Required work
Work through the data below and give the number of lines holding "marker", nothing more.

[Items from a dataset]
>> START

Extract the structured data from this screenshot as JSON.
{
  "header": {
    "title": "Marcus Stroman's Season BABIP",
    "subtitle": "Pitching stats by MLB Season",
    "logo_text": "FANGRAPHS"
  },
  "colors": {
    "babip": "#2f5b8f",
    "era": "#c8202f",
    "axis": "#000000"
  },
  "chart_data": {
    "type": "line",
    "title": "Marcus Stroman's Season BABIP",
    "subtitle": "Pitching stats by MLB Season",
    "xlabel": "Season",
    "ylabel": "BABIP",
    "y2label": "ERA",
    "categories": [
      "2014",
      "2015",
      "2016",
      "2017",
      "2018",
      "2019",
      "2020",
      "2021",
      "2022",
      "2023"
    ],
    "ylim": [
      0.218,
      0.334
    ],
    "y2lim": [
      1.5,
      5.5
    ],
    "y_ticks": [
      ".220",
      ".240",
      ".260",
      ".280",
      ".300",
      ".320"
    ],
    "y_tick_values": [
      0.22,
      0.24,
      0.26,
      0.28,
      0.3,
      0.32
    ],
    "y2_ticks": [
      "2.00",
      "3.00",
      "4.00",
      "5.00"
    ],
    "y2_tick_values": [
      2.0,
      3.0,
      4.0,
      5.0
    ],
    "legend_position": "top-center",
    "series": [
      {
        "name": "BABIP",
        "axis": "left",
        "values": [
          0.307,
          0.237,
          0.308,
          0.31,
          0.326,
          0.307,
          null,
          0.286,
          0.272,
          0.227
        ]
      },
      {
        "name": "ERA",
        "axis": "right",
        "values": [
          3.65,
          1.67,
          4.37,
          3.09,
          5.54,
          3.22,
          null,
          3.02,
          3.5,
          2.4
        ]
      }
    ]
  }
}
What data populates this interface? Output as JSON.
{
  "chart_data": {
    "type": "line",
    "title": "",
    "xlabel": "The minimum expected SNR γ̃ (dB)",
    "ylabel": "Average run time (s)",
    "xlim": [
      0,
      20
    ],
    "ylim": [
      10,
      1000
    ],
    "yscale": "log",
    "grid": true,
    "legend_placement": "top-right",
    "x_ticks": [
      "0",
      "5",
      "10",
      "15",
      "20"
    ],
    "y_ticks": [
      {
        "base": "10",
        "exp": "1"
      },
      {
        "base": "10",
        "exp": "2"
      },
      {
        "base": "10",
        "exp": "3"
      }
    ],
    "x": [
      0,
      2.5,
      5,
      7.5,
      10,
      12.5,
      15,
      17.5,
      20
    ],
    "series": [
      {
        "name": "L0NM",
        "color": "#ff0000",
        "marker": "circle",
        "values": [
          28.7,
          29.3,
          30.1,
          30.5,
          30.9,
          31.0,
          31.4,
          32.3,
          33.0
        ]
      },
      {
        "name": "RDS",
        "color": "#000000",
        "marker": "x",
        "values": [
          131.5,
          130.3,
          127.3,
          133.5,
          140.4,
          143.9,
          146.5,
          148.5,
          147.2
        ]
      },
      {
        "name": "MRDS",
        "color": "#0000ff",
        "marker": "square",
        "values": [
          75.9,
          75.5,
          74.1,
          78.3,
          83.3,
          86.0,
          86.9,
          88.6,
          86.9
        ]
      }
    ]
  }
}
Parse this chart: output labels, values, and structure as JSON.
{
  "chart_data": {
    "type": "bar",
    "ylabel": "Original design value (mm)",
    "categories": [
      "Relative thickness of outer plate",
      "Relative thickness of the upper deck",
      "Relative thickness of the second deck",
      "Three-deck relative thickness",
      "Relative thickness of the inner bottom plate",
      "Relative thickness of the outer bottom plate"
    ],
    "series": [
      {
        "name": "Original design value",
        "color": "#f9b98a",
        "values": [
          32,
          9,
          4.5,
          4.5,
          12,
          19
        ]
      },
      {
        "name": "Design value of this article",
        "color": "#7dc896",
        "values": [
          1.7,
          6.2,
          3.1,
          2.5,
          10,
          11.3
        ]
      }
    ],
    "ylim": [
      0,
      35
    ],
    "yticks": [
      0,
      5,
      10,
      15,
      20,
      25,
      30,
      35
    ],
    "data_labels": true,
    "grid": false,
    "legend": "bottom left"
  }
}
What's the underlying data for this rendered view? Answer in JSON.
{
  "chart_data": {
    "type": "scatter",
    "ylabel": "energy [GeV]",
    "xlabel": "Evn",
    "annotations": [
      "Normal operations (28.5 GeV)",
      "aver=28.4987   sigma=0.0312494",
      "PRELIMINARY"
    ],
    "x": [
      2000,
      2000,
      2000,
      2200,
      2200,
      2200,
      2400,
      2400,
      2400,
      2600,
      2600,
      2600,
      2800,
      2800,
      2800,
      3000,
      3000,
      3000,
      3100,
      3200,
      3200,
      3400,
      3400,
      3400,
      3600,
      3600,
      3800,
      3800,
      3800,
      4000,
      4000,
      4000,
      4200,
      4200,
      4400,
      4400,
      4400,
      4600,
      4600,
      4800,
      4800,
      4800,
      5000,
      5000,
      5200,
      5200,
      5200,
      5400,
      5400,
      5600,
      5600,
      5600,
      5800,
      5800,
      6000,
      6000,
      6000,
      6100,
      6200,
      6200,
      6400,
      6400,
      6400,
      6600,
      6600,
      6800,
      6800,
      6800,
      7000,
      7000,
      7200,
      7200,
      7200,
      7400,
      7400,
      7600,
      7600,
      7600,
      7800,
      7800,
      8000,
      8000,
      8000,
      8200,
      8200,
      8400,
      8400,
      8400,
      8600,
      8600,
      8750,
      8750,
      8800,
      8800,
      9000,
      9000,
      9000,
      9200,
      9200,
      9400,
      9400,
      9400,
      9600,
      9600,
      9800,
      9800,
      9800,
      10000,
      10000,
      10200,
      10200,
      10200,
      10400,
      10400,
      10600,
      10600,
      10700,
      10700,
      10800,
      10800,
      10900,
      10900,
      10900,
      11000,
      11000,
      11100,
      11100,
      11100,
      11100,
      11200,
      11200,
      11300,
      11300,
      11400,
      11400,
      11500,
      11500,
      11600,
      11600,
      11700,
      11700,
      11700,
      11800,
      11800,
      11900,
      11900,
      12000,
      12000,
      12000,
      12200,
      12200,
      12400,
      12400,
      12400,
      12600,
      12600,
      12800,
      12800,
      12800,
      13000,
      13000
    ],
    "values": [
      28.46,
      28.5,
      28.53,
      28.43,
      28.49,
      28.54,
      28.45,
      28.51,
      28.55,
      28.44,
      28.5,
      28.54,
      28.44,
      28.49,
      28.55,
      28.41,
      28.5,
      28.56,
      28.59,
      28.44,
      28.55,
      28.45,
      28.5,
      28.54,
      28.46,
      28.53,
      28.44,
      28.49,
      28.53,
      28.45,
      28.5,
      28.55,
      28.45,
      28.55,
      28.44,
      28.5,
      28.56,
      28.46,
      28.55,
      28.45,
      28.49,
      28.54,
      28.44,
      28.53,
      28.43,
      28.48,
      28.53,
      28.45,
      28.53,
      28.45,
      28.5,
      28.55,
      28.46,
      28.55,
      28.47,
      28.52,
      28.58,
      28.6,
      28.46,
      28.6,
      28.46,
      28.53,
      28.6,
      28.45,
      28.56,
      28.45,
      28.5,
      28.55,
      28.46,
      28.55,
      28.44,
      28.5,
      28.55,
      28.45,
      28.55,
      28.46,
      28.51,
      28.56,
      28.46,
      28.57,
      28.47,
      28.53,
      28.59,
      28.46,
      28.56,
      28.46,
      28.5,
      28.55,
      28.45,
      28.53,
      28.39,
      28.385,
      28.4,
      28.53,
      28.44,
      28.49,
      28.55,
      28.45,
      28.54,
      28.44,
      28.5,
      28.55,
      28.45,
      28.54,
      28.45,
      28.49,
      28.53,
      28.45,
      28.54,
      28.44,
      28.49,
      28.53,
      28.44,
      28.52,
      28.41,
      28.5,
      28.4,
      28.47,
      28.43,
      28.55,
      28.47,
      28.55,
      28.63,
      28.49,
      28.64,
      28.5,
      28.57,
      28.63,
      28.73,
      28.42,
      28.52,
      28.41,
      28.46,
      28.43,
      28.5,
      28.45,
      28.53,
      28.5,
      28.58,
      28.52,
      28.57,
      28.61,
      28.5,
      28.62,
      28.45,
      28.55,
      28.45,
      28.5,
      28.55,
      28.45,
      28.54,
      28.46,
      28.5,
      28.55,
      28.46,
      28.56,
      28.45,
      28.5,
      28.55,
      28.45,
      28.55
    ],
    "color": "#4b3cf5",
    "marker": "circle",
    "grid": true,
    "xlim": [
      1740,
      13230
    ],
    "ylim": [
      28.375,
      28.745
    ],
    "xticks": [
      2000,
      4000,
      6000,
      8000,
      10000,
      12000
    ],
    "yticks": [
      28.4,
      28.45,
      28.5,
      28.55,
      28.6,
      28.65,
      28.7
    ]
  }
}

>> END

Exercise solution
4